• Exercise aim
Determine how many lines in the entries below include "image". The reply should be that number and nothing else.

• Entries supplied
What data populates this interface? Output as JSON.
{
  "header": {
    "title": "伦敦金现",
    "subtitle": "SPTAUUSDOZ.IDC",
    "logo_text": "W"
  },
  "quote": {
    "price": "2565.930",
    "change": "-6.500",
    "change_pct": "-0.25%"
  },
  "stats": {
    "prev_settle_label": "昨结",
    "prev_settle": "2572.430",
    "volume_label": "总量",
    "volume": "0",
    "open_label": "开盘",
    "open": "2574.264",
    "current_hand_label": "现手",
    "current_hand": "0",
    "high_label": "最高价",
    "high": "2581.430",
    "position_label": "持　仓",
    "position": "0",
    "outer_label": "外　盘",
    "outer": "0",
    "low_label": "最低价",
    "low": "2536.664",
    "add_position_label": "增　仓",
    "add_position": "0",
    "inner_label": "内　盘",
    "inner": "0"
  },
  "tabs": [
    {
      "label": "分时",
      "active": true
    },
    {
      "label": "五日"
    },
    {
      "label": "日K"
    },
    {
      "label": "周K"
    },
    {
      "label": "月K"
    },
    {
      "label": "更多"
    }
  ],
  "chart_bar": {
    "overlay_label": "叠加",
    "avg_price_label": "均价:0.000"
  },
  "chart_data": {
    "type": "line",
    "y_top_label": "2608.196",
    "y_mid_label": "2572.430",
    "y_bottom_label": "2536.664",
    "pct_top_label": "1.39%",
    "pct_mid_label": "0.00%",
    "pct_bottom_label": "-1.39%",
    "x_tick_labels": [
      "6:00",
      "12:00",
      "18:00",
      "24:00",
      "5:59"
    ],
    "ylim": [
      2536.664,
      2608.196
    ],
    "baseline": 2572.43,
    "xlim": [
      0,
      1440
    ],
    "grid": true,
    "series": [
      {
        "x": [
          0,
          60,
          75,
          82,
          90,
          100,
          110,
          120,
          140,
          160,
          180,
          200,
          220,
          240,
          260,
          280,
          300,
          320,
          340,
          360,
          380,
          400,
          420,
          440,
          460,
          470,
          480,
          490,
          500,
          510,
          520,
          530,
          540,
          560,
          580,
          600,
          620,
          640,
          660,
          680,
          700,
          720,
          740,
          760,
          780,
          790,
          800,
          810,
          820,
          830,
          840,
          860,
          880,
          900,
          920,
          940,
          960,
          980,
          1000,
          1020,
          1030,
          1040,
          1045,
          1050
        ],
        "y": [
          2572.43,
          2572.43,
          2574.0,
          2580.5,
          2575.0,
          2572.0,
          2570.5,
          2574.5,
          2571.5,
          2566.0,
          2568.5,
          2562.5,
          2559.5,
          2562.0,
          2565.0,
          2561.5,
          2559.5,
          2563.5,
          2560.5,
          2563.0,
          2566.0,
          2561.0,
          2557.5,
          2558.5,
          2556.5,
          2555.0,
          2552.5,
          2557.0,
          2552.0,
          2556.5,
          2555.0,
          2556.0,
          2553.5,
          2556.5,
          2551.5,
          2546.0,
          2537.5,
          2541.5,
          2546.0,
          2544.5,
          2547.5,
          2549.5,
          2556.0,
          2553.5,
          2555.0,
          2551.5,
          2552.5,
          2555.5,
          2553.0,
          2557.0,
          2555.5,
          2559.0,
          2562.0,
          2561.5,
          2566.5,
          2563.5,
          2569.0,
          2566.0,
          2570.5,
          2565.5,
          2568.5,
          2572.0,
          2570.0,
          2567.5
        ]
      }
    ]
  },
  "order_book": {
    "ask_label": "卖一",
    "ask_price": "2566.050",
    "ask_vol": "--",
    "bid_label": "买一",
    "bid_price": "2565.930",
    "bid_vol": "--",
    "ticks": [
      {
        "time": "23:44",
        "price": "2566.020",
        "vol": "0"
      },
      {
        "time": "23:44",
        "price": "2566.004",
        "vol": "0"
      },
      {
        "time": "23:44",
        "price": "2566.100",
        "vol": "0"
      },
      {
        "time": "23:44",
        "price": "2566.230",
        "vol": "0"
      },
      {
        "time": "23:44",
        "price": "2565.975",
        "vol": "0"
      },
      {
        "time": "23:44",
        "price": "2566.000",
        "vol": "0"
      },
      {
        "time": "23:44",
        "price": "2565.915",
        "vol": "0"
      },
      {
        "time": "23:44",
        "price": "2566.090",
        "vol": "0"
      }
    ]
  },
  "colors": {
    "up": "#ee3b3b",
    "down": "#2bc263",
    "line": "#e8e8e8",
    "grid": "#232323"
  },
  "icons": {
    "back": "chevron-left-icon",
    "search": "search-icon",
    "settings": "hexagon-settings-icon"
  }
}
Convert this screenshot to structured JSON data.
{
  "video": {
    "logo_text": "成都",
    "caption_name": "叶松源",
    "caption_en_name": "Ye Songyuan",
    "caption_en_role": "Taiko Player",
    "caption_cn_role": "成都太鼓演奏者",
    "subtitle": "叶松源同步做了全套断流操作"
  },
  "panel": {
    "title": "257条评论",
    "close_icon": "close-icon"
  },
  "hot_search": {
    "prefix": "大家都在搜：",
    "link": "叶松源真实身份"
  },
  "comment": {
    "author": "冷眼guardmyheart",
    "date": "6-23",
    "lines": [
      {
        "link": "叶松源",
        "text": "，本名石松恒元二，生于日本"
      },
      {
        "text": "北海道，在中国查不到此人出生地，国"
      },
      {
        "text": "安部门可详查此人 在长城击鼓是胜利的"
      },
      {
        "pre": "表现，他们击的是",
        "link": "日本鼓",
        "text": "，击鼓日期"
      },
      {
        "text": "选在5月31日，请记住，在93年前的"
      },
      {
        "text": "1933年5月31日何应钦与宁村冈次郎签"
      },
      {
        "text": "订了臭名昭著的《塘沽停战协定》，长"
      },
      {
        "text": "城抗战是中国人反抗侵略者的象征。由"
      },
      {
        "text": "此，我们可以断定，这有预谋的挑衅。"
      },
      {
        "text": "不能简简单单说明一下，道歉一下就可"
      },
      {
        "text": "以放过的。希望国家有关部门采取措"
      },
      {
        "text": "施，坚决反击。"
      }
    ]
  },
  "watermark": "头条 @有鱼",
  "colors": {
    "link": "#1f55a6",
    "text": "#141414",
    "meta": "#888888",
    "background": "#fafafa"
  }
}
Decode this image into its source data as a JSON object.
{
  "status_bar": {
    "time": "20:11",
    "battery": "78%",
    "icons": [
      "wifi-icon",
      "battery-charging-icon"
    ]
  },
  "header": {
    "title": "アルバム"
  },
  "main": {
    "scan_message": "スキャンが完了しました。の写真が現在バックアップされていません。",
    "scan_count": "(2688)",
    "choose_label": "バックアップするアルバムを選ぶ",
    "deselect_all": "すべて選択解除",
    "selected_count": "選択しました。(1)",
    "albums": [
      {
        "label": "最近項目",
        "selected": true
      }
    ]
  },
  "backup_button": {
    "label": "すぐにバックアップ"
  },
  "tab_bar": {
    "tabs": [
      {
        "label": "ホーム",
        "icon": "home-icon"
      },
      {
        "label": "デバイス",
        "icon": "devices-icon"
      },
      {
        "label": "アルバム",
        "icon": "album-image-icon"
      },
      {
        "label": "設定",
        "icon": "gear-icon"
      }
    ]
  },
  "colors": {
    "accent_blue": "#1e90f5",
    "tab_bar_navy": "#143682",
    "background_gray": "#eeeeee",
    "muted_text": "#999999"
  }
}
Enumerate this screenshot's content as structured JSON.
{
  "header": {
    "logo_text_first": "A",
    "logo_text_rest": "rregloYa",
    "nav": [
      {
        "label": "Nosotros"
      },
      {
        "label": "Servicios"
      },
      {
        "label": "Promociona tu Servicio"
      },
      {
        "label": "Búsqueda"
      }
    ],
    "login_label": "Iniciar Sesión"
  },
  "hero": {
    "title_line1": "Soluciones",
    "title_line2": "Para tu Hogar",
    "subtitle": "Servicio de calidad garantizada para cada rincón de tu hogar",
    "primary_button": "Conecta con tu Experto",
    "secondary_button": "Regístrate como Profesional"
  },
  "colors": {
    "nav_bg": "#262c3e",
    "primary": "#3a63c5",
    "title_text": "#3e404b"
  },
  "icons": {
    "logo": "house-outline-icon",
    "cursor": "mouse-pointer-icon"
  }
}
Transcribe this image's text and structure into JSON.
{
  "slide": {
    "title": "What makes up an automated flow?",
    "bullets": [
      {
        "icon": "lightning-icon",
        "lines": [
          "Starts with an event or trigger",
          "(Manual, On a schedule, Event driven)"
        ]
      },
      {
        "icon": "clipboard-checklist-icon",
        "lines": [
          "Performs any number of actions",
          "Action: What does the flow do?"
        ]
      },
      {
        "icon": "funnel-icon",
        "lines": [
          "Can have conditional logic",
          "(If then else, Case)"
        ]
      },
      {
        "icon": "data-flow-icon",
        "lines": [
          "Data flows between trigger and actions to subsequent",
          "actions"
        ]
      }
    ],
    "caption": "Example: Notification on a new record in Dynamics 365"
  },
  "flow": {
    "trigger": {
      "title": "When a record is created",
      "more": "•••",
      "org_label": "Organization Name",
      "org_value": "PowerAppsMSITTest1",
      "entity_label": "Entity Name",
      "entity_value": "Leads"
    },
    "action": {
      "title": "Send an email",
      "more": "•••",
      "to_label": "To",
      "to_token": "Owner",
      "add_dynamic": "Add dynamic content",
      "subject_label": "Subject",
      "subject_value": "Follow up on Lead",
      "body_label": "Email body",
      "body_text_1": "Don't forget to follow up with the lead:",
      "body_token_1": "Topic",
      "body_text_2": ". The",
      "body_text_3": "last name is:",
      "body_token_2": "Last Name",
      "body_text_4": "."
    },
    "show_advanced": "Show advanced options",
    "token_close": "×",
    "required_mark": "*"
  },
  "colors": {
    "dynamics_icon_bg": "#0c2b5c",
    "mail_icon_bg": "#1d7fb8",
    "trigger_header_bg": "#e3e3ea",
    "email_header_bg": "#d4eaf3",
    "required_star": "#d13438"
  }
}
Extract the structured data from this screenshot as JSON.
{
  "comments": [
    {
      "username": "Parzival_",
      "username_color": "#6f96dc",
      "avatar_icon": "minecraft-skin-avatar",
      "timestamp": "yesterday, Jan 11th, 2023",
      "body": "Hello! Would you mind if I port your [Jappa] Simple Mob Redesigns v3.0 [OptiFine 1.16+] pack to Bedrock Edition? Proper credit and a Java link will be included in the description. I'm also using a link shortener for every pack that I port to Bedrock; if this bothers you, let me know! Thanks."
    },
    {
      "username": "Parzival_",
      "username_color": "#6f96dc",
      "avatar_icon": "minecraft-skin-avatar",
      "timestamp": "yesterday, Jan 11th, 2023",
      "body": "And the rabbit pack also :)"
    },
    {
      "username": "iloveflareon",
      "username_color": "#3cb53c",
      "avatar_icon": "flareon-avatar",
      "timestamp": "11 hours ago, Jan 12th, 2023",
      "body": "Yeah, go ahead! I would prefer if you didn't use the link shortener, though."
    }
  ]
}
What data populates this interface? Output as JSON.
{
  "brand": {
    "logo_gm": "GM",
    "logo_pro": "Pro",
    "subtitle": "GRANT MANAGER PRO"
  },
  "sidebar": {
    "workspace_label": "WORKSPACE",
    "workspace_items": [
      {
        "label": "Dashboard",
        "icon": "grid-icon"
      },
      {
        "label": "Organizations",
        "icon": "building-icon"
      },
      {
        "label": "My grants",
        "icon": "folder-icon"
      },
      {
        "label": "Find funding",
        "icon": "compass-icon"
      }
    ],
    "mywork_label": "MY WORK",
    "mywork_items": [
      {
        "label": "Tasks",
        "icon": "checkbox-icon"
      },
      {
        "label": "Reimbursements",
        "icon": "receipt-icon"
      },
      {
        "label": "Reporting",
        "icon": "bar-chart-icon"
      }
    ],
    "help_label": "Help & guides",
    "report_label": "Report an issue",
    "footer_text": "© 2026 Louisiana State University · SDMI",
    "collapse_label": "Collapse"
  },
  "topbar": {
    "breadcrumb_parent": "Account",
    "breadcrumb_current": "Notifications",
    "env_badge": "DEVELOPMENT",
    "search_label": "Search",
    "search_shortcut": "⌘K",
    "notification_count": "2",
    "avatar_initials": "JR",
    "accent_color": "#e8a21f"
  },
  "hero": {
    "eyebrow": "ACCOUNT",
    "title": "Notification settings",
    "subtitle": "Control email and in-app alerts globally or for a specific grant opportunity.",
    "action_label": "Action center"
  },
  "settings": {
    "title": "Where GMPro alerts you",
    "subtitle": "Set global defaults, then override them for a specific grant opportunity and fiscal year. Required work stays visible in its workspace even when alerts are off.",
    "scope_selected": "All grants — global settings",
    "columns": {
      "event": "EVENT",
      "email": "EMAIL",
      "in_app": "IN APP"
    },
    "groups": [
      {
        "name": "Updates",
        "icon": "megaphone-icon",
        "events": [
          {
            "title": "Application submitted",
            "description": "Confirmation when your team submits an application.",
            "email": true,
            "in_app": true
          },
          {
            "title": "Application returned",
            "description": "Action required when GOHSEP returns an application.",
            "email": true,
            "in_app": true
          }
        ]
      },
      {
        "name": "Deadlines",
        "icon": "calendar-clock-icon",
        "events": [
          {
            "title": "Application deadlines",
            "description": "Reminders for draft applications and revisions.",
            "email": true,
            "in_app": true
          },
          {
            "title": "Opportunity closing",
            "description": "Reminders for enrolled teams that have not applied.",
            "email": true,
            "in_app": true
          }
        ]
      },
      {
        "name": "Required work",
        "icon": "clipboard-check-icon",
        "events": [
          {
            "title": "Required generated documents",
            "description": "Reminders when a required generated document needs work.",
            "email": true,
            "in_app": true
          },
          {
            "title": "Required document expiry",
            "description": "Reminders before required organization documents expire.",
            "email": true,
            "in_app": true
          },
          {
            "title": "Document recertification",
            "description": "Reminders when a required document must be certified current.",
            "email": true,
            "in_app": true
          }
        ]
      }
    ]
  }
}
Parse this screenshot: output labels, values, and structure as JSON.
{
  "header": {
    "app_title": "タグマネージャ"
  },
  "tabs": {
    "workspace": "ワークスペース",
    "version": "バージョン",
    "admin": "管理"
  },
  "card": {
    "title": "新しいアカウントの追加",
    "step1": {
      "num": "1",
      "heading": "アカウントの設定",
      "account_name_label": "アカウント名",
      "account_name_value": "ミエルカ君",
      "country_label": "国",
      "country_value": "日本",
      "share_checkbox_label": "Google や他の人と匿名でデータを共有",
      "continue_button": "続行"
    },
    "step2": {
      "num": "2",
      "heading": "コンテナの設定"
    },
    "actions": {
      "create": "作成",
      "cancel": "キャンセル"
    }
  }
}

• Exercise response
3